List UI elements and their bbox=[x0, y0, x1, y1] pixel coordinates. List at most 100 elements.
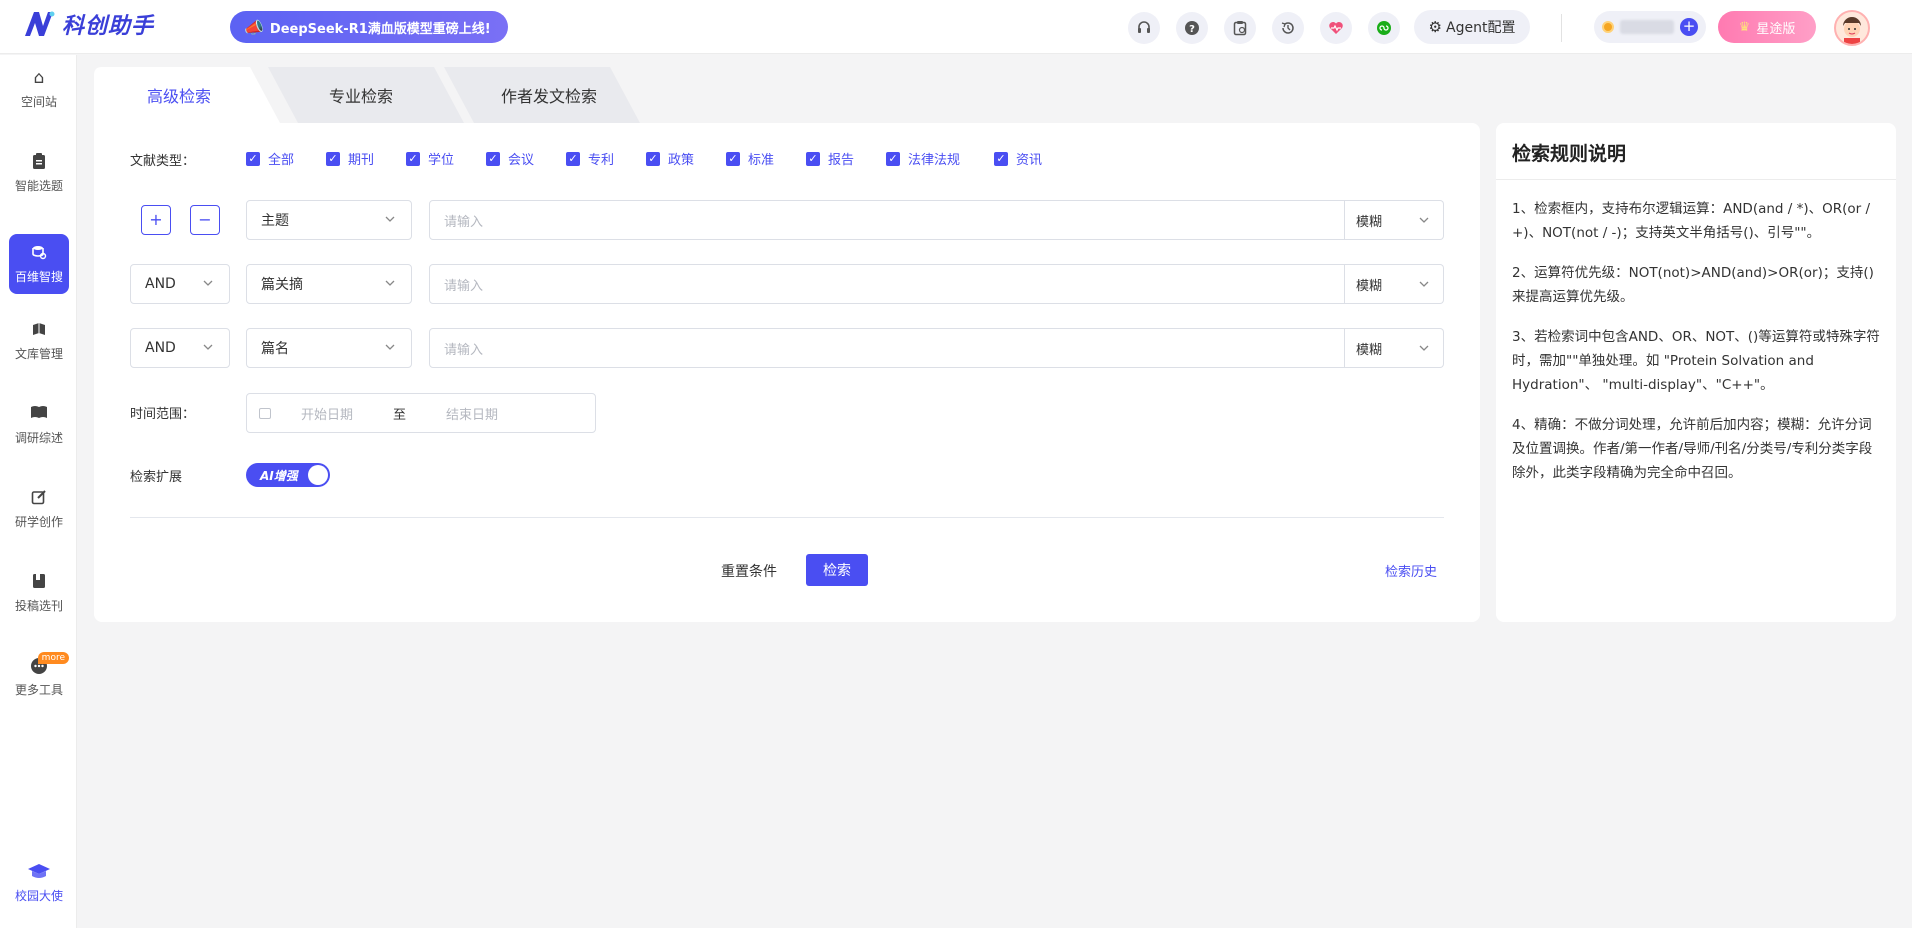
tab-professional-search[interactable]: 专业检索 bbox=[276, 67, 446, 123]
promo-text: DeepSeek-R1满血版模型重磅上线! bbox=[269, 21, 491, 37]
date-range-picker[interactable]: 开始日期 至 结束日期 bbox=[246, 393, 596, 433]
edit-icon bbox=[31, 489, 47, 507]
vip-button[interactable]: ♛ 星途版 bbox=[1718, 11, 1816, 43]
calendar-icon bbox=[259, 407, 271, 419]
check-icon: ✓ bbox=[246, 151, 260, 166]
wechat-mini-icon[interactable] bbox=[1368, 12, 1400, 44]
rule-paragraph: 2、运算符优先级：NOT(not)>AND(and)>OR(or)；支持()来提… bbox=[1512, 265, 1874, 305]
headset-icon[interactable] bbox=[1128, 12, 1160, 44]
chevron-down-icon bbox=[1419, 281, 1429, 287]
checkbox-label: 会议 bbox=[508, 153, 535, 168]
help-icon[interactable]: ? bbox=[1176, 12, 1208, 44]
end-date-input[interactable]: 结束日期 bbox=[446, 404, 498, 423]
doc-type-checkbox[interactable]: ✓ 全部 bbox=[246, 149, 294, 168]
rule-paragraph: 4、精确：不做分词处理，允许前后加内容；模糊：允许分词及位置调换。作者/第一作者… bbox=[1512, 417, 1873, 481]
chevron-down-icon bbox=[203, 344, 213, 350]
logic-select-value: AND bbox=[145, 276, 176, 292]
sidebar-item-label: 投稿选刊 bbox=[14, 598, 63, 613]
sidebar-item-label: 空间站 bbox=[20, 94, 57, 109]
rule-paragraph: 1、检索框内，支持布尔逻辑运算：AND(and / *)、OR(or / +)、… bbox=[1512, 201, 1871, 241]
history-icon[interactable] bbox=[1272, 12, 1304, 44]
checkbox-label: 法律法规 bbox=[908, 153, 961, 168]
sidebar-item-label: 研学创作 bbox=[14, 514, 63, 529]
doc-type-checkbox[interactable]: ✓ 报告 bbox=[806, 149, 854, 168]
checkbox-label: 专利 bbox=[588, 153, 615, 168]
sidebar-item-submit[interactable]: 投稿选刊 bbox=[9, 563, 69, 623]
calendar-clipboard-icon[interactable] bbox=[1224, 12, 1256, 44]
doc-type-checkbox[interactable]: ✓ 学位 bbox=[406, 149, 454, 168]
reset-button[interactable]: 重置条件 bbox=[721, 561, 777, 581]
search-input[interactable]: 请输入 bbox=[429, 264, 1345, 304]
sidebar-item-campus[interactable]: 校园大使 bbox=[9, 853, 69, 913]
tab-advanced-search[interactable]: 高级检索 bbox=[94, 67, 264, 123]
sidebar-item-search[interactable]: 百维智搜 bbox=[9, 234, 69, 294]
field-select[interactable]: 篇关摘 bbox=[246, 264, 412, 304]
check-icon: ✓ bbox=[994, 151, 1008, 166]
check-icon: ✓ bbox=[566, 151, 580, 166]
doc-type-checkbox[interactable]: ✓ 期刊 bbox=[326, 149, 374, 168]
points-balance[interactable]: + bbox=[1594, 11, 1706, 43]
chevron-down-icon bbox=[385, 216, 395, 222]
chevron-down-icon bbox=[385, 344, 395, 350]
search-input[interactable]: 请输入 bbox=[429, 200, 1345, 240]
tab-author-search[interactable]: 作者发文检索 bbox=[454, 67, 644, 123]
sidebar-item-label: 更多工具 bbox=[14, 682, 63, 697]
field-select-value: 主题 bbox=[261, 213, 289, 229]
heart-pulse-icon[interactable] bbox=[1320, 12, 1352, 44]
add-condition-button[interactable]: + bbox=[141, 205, 171, 235]
checkbox-label: 资讯 bbox=[1016, 153, 1043, 168]
search-history-link[interactable]: 检索历史 bbox=[1385, 561, 1437, 580]
agent-config-label: Agent配置 bbox=[1446, 20, 1516, 36]
doc-type-checkbox[interactable]: ✓ 标准 bbox=[726, 149, 774, 168]
start-date-input[interactable]: 开始日期 bbox=[301, 404, 353, 423]
search-button[interactable]: 检索 bbox=[806, 554, 868, 586]
checkbox-label: 全部 bbox=[268, 153, 295, 168]
doc-type-checkbox[interactable]: ✓ 专利 bbox=[566, 149, 614, 168]
logo-mark-icon bbox=[25, 11, 55, 36]
megaphone-icon: 📣 bbox=[244, 17, 264, 37]
logic-select[interactable]: AND bbox=[130, 328, 230, 368]
sidebar-item-review[interactable]: 调研综述 bbox=[9, 395, 69, 455]
sidebar-item-create[interactable]: 研学创作 bbox=[9, 479, 69, 539]
doc-type-checkbox[interactable]: ✓ 政策 bbox=[646, 149, 694, 168]
sidebar-item-topic[interactable]: 智能选题 bbox=[9, 143, 69, 203]
gear-icon: ⚙ bbox=[1428, 18, 1442, 36]
date-separator: 至 bbox=[393, 407, 407, 423]
remove-condition-button[interactable]: − bbox=[190, 205, 220, 235]
crown-icon: ♛ bbox=[1738, 19, 1751, 35]
books-icon bbox=[31, 321, 47, 339]
advanced-search-panel: 高级检索 专业检索 作者发文检索 文献类型： ✓ 全部 ✓ 期刊 ✓ 学位 ✓ 会议 ✓… bbox=[94, 67, 1480, 622]
sidebar-item-label: 百维智搜 bbox=[14, 269, 63, 284]
rules-body: 1、检索框内，支持布尔逻辑运算：AND(and / *)、OR(or / +)、… bbox=[1512, 197, 1884, 501]
check-icon: ✓ bbox=[806, 151, 820, 166]
checkbox-label: 标准 bbox=[748, 153, 775, 168]
match-mode-select[interactable]: 模糊 bbox=[1344, 200, 1444, 240]
search-input[interactable]: 请输入 bbox=[429, 328, 1345, 368]
match-mode-select[interactable]: 模糊 bbox=[1344, 328, 1444, 368]
sidebar-item-more-tools[interactable]: 更多工具 more bbox=[9, 647, 69, 707]
home-icon: ⌂ bbox=[33, 67, 45, 88]
agent-config-button[interactable]: ⚙ Agent配置 bbox=[1414, 10, 1530, 44]
doc-type-checkbox[interactable]: ✓ 会议 bbox=[486, 149, 534, 168]
journal-icon bbox=[32, 573, 46, 591]
coin-icon bbox=[1602, 21, 1614, 33]
add-points-icon[interactable]: + bbox=[1680, 18, 1698, 36]
checkbox-label: 政策 bbox=[668, 153, 695, 168]
sidebar-item-home[interactable]: ⌂ 空间站 bbox=[9, 59, 69, 119]
field-select[interactable]: 篇名 bbox=[246, 328, 412, 368]
user-avatar[interactable] bbox=[1834, 10, 1870, 46]
doc-type-checkbox[interactable]: ✓ 资讯 bbox=[994, 149, 1042, 168]
check-icon: ✓ bbox=[726, 151, 740, 166]
search-rules-panel: 检索规则说明 1、检索框内，支持布尔逻辑运算：AND(and / *)、OR(o… bbox=[1496, 123, 1896, 622]
promo-banner[interactable]: 📣 DeepSeek-R1满血版模型重磅上线! bbox=[230, 11, 508, 43]
sidebar-item-label: 校园大使 bbox=[14, 888, 63, 903]
chevron-down-icon bbox=[203, 280, 213, 286]
match-mode-select[interactable]: 模糊 bbox=[1344, 264, 1444, 304]
ai-enhance-toggle[interactable]: AI增强 bbox=[246, 463, 330, 487]
sidebar-item-library[interactable]: 文库管理 bbox=[9, 311, 69, 371]
logic-select[interactable]: AND bbox=[130, 264, 230, 304]
doc-type-checkbox[interactable]: ✓ 法律法规 bbox=[886, 149, 960, 168]
app-logo[interactable]: 科创助手 bbox=[22, 8, 154, 40]
sidebar-item-label: 文库管理 bbox=[14, 346, 63, 361]
field-select[interactable]: 主题 bbox=[246, 200, 412, 240]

**WHAT YOU HAVE TO DO**
Which lines in the items above contain the string "config"? Extract each of them in full.

**EXERCISE OUTPUT**
agent-config-label: Agent配置 bbox=[1446, 20, 1516, 36]
agent-config-button[interactable]: ⚙ Agent配置 bbox=[1414, 10, 1530, 44]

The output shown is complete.